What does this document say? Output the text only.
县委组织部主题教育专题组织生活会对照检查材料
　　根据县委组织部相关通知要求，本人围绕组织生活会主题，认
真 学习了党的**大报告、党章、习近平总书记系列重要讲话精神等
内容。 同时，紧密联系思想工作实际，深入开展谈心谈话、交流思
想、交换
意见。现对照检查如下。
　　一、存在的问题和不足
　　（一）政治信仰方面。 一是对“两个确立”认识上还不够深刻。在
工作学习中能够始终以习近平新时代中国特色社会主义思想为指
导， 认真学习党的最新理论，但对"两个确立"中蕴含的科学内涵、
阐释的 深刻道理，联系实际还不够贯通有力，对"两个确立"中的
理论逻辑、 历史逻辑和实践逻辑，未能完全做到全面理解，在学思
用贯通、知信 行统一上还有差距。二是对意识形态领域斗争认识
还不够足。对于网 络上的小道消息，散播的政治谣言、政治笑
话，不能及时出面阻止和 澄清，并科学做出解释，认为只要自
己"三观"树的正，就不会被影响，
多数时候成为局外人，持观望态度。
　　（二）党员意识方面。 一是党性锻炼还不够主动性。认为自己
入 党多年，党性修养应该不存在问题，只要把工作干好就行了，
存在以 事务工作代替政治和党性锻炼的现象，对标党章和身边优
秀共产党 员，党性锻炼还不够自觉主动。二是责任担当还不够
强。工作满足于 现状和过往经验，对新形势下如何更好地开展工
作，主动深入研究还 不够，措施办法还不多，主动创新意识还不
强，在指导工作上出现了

### Short task
Check each line above for "两个确立" and return the ones that have it.

### Reply to the exercise
　　（一）政治信仰方面。 一是对“两个确立”认识上还不够深刻。在
导， 认真学习党的最新理论，但对"两个确立"中蕴含的科学内涵、
阐释的 深刻道理，联系实际还不够贯通有力，对"两个确立"中的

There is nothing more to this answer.